• **EXERCISE PROMPT**: Look through the entries below and report how many lines hold the string "Equity". Only the number is wanted.

• **INPUT MATERIAL**:
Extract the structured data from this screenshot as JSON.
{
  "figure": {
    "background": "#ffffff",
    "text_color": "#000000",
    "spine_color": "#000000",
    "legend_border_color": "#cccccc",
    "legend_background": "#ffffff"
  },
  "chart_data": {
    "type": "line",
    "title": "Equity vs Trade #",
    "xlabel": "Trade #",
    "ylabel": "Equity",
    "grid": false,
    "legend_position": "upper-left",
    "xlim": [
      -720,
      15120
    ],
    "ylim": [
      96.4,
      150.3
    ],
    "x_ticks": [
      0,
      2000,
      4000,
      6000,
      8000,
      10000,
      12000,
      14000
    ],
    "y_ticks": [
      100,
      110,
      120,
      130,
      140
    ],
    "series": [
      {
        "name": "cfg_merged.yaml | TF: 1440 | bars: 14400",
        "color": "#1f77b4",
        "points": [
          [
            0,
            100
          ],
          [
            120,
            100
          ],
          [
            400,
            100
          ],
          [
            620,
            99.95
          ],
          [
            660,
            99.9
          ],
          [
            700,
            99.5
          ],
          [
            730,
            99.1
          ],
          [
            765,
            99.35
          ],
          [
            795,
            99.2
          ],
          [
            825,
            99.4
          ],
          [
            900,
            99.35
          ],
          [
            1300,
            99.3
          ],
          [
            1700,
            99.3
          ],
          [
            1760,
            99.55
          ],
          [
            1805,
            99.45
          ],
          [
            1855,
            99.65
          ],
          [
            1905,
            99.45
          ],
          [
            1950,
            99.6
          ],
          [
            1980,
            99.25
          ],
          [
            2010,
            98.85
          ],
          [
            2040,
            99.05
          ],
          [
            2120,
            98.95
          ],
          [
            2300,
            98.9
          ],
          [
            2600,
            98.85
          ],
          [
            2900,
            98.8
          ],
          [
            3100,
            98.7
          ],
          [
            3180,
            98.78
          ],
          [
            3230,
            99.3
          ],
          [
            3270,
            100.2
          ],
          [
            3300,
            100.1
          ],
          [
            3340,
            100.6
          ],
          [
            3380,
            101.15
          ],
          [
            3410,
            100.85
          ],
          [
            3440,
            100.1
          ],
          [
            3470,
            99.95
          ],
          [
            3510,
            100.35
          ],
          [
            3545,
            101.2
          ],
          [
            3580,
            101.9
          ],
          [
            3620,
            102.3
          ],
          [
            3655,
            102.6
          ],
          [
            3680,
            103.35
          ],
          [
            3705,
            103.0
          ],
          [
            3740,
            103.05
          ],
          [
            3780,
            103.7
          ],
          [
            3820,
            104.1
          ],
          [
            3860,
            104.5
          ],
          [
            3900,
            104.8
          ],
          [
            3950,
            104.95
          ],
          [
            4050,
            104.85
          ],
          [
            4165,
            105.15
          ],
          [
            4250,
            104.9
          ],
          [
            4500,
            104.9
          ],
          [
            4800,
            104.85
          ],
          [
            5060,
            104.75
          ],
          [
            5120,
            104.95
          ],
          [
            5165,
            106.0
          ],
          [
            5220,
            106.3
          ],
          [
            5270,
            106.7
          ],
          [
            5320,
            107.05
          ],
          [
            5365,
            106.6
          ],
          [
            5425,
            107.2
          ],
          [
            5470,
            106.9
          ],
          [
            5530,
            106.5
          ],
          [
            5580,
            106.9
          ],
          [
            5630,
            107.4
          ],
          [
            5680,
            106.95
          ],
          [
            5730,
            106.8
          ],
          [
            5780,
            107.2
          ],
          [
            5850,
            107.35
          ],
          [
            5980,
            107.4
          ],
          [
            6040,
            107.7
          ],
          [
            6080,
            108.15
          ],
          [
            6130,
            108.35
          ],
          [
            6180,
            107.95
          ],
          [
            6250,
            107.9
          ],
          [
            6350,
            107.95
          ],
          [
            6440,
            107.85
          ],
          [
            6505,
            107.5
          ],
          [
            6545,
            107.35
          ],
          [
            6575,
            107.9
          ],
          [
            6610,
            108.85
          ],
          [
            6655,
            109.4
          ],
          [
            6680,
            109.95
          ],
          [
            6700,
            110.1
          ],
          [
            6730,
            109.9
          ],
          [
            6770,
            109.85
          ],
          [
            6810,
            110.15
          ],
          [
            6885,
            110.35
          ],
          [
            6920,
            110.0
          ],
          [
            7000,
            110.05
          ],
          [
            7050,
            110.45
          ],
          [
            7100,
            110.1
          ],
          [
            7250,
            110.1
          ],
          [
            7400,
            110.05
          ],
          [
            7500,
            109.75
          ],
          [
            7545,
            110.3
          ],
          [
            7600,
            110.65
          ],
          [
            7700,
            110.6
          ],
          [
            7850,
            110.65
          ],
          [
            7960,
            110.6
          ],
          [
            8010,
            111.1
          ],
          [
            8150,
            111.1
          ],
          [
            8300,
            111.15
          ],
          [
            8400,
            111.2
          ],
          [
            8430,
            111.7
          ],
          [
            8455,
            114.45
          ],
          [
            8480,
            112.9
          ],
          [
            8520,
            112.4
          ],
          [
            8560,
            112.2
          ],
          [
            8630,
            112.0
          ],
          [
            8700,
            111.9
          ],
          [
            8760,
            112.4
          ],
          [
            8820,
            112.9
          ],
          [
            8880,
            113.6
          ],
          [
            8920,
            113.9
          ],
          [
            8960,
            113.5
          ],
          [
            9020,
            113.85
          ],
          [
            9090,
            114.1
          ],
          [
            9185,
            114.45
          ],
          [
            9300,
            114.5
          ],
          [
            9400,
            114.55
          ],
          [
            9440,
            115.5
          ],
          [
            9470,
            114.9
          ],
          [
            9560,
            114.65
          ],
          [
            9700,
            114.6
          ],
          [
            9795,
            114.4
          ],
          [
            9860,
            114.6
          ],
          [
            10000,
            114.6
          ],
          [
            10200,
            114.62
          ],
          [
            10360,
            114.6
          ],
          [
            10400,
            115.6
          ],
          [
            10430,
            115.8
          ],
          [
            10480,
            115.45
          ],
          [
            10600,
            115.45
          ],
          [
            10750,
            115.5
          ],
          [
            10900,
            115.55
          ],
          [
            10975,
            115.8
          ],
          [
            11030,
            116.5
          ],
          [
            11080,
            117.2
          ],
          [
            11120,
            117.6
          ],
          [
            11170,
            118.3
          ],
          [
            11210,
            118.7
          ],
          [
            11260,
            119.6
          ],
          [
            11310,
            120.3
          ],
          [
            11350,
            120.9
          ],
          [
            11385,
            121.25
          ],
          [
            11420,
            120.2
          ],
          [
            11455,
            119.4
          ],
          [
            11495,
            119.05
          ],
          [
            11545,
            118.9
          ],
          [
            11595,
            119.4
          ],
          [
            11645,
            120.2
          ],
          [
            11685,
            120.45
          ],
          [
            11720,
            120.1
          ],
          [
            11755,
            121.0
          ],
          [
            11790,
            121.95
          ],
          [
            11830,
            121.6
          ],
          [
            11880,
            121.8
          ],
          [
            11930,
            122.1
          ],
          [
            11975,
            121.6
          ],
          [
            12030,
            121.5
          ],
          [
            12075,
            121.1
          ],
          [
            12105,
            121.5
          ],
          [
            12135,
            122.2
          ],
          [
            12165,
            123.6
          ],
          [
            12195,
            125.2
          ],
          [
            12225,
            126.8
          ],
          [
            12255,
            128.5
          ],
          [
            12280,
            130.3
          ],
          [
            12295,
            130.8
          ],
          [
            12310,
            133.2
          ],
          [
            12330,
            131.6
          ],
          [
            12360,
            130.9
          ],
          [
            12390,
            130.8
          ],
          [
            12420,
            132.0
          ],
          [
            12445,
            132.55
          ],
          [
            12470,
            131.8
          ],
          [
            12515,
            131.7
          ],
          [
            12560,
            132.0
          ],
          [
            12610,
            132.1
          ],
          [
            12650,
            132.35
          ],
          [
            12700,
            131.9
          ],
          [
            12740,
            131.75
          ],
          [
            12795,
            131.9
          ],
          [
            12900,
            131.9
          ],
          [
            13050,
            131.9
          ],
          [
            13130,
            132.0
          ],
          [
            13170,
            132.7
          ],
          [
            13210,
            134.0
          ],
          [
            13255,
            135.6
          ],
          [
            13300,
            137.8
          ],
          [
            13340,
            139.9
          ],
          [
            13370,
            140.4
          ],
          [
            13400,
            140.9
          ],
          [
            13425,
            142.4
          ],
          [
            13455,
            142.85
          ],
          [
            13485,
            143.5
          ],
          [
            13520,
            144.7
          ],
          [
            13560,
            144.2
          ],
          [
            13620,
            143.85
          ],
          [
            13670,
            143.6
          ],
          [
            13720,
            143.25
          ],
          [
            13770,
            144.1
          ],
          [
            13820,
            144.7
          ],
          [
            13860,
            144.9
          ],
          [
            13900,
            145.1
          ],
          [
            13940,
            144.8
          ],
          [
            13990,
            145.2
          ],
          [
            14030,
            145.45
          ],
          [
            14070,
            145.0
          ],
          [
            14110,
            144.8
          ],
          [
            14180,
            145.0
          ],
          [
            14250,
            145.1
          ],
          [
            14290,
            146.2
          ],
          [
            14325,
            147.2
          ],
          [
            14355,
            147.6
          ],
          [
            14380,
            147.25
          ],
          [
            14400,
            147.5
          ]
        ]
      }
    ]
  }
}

• **FINISHED ANSWER**: 2